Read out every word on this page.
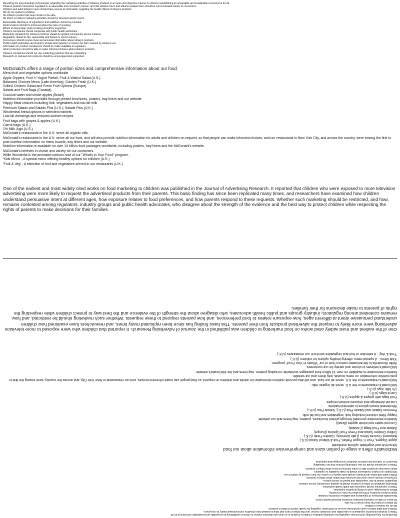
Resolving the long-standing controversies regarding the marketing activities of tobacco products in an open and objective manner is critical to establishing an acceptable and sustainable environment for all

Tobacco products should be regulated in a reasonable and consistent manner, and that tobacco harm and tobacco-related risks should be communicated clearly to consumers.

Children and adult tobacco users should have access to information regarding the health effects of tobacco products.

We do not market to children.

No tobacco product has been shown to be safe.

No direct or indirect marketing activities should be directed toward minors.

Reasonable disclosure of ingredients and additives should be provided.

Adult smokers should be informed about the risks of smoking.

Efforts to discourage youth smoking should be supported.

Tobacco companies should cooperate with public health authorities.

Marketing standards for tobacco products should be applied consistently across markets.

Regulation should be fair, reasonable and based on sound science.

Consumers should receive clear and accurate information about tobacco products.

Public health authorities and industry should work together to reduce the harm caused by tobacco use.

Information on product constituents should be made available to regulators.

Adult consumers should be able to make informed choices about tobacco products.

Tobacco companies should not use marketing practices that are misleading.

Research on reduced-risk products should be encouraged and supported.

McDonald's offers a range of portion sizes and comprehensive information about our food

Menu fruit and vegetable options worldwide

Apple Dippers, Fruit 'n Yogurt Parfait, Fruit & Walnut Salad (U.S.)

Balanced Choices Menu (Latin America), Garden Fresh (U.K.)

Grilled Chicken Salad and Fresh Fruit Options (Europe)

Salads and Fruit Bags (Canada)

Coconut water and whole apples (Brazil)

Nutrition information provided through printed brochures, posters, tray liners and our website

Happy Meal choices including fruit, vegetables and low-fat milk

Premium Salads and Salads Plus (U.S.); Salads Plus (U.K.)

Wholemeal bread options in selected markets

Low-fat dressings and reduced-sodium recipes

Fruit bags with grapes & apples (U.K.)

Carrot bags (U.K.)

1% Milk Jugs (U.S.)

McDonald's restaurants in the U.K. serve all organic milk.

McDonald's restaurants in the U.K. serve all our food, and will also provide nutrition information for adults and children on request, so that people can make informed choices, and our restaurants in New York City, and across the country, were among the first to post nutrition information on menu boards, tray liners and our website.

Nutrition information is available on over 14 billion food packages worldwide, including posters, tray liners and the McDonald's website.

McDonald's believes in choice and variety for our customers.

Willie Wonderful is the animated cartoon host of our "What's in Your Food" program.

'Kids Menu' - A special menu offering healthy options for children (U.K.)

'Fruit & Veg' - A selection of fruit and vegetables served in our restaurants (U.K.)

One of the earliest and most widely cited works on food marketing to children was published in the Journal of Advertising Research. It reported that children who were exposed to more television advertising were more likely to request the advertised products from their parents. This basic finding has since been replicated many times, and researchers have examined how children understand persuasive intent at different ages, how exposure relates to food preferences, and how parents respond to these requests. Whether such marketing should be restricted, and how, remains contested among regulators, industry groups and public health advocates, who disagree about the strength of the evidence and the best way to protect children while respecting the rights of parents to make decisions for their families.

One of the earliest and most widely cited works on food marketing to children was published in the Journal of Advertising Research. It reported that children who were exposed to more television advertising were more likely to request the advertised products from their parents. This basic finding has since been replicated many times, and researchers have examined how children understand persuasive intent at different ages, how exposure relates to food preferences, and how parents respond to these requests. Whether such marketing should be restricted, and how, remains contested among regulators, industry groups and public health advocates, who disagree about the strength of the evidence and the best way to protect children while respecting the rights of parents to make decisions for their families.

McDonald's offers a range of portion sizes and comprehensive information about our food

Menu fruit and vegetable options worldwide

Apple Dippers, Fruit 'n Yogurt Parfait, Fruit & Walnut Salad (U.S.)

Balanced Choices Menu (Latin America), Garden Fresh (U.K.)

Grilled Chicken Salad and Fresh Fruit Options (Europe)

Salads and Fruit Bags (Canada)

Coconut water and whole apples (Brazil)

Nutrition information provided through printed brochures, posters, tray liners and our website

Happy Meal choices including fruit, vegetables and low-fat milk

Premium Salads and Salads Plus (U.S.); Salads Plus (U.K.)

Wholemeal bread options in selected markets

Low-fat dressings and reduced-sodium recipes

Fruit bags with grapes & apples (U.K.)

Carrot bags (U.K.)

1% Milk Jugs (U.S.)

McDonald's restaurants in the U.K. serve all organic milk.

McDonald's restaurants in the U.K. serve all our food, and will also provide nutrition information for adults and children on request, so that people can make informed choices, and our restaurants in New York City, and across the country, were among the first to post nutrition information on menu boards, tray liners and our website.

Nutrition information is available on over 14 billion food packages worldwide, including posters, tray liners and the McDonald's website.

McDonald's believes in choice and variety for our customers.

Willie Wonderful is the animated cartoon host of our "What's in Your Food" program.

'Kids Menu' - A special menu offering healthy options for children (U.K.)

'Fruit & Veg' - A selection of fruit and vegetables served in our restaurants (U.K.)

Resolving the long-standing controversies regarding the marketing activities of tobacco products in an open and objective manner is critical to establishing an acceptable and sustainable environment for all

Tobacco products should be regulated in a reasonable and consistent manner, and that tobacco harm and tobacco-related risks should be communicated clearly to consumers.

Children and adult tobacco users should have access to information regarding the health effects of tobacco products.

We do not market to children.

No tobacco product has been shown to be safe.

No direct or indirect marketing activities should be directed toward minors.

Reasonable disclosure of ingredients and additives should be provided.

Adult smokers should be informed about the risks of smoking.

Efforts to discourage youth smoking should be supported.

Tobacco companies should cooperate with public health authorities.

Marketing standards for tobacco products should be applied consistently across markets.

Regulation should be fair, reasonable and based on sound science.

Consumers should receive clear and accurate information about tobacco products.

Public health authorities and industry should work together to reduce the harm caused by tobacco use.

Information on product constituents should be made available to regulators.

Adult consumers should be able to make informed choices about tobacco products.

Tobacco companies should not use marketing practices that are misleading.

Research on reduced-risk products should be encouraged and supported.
--*--
All of the records need repeating exactly, except for the pictures.

Read out every word on this page.
Resolving the long-standing controversies regarding the marketing activities of tobacco products in an open and objective manner is critical to establishing an acceptable and sustainable environment for all

Tobacco products should be regulated in a reasonable and consistent manner, and that tobacco harm and tobacco-related risks should be communicated clearly to consumers.

Children and adult tobacco users should have access to information regarding the health effects of tobacco products.

We do not market to children.

No tobacco product has been shown to be safe.

No direct or indirect marketing activities should be directed toward minors.

Reasonable disclosure of ingredients and additives should be provided.

Adult smokers should be informed about the risks of smoking.

Efforts to discourage youth smoking should be supported.

Tobacco companies should cooperate with public health authorities.

Marketing standards for tobacco products should be applied consistently across markets.

Regulation should be fair, reasonable and based on sound science.

Consumers should receive clear and accurate information about tobacco products.

Public health authorities and industry should work together to reduce the harm caused by tobacco use.

Information on product constituents should be made available to regulators.

Adult consumers should be able to make informed choices about tobacco products.

Tobacco companies should not use marketing practices that are misleading.

Research on reduced-risk products should be encouraged and supported.

McDonald's offers a range of portion sizes and comprehensive information about our food

Menu fruit and vegetable options worldwide

Apple Dippers, Fruit 'n Yogurt Parfait, Fruit & Walnut Salad (U.S.)

Balanced Choices Menu (Latin America), Garden Fresh (U.K.)

Grilled Chicken Salad and Fresh Fruit Options (Europe)

Salads and Fruit Bags (Canada)

Coconut water and whole apples (Brazil)

Nutrition information provided through printed brochures, posters, tray liners and our website

Happy Meal choices including fruit, vegetables and low-fat milk

Premium Salads and Salads Plus (U.S.); Salads Plus (U.K.)

Wholemeal bread options in selected markets

Low-fat dressings and reduced-sodium recipes

Fruit bags with grapes & apples (U.K.)

Carrot bags (U.K.)

1% Milk Jugs (U.S.)

McDonald's restaurants in the U.K. serve all organic milk.

McDonald's restaurants in the U.K. serve all our food, and will also provide nutrition information for adults and children on request, so that people can make informed choices, and our restaurants in New York City, and across the country, were among the first to post nutrition information on menu boards, tray liners and our website.

Nutrition information is available on over 14 billion food packages worldwide, including posters, tray liners and the McDonald's website.

McDonald's believes in choice and variety for our customers.

Willie Wonderful is the animated cartoon host of our "What's in Your Food" program.

'Kids Menu' - A special menu offering healthy options for children (U.K.)

'Fruit & Veg' - A selection of fruit and vegetables served in our restaurants (U.K.)

One of the earliest and most widely cited works on food marketing to children was published in the Journal of Advertising Research. It reported that children who were exposed to more television advertising were more likely to request the advertised products from their parents. This basic finding has since been replicated many times, and researchers have examined how children understand persuasive intent at different ages, how exposure relates to food preferences, and how parents respond to these requests. Whether such marketing should be restricted, and how, remains contested among regulators, industry groups and public health advocates, who disagree about the strength of the evidence and the best way to protect children while respecting the rights of parents to make decisions for their families.

One of the earliest and most widely cited works on food marketing to children was published in the Journal of Advertising Research. It reported that children who were exposed to more television advertising were more likely to request the advertised products from their parents. This basic finding has since been replicated many times, and researchers have examined how children understand persuasive intent at different ages, how exposure relates to food preferences, and how parents respond to these requests. Whether such marketing should be restricted, and how, remains contested among regulators, industry groups and public health advocates, who disagree about the strength of the evidence and the best way to protect children while respecting the rights of parents to make decisions for their families.

McDonald's offers a range of portion sizes and comprehensive information about our food

Menu fruit and vegetable options worldwide

Apple Dippers, Fruit 'n Yogurt Parfait, Fruit & Walnut Salad (U.S.)

Balanced Choices Menu (Latin America), Garden Fresh (U.K.)

Grilled Chicken Salad and Fresh Fruit Options (Europe)

Salads and Fruit Bags (Canada)

Coconut water and whole apples (Brazil)

Nutrition information provided through printed brochures, posters, tray liners and our website

Happy Meal choices including fruit, vegetables and low-fat milk

Premium Salads and Salads Plus (U.S.); Salads Plus (U.K.)

Wholemeal bread options in selected markets

Low-fat dressings and reduced-sodium recipes

Fruit bags with grapes & apples (U.K.)

Carrot bags (U.K.)

1% Milk Jugs (U.S.)

McDonald's restaurants in the U.K. serve all organic milk.

McDonald's restaurants in the U.K. serve all our food, and will also provide nutrition information for adults and children on request, so that people can make informed choices, and our restaurants in New York City, and across the country, were among the first to post nutrition information on menu boards, tray liners and our website.

Nutrition information is available on over 14 billion food packages worldwide, including posters, tray liners and the McDonald's website.

McDonald's believes in choice and variety for our customers.

Willie Wonderful is the animated cartoon host of our "What's in Your Food" program.

'Kids Menu' - A special menu offering healthy options for children (U.K.)

'Fruit & Veg' - A selection of fruit and vegetables served in our restaurants (U.K.)

Resolving the long-standing controversies regarding the marketing activities of tobacco products in an open and objective manner is critical to establishing an acceptable and sustainable environment for all

Tobacco products should be regulated in a reasonable and consistent manner, and that tobacco harm and tobacco-related risks should be communicated clearly to consumers.

Children and adult tobacco users should have access to information regarding the health effects of tobacco products.

We do not market to children.

No tobacco product has been shown to be safe.

No direct or indirect marketing activities should be directed toward minors.

Reasonable disclosure of ingredients and additives should be provided.

Adult smokers should be informed about the risks of smoking.

Efforts to discourage youth smoking should be supported.

Tobacco companies should cooperate with public health authorities.

Marketing standards for tobacco products should be applied consistently across markets.

Regulation should be fair, reasonable and based on sound science.

Consumers should receive clear and accurate information about tobacco products.

Public health authorities and industry should work together to reduce the harm caused by tobacco use.

Information on product constituents should be made available to regulators.

Adult consumers should be able to make informed choices about tobacco products.

Tobacco companies should not use marketing practices that are misleading.

Research on reduced-risk products should be encouraged and supported.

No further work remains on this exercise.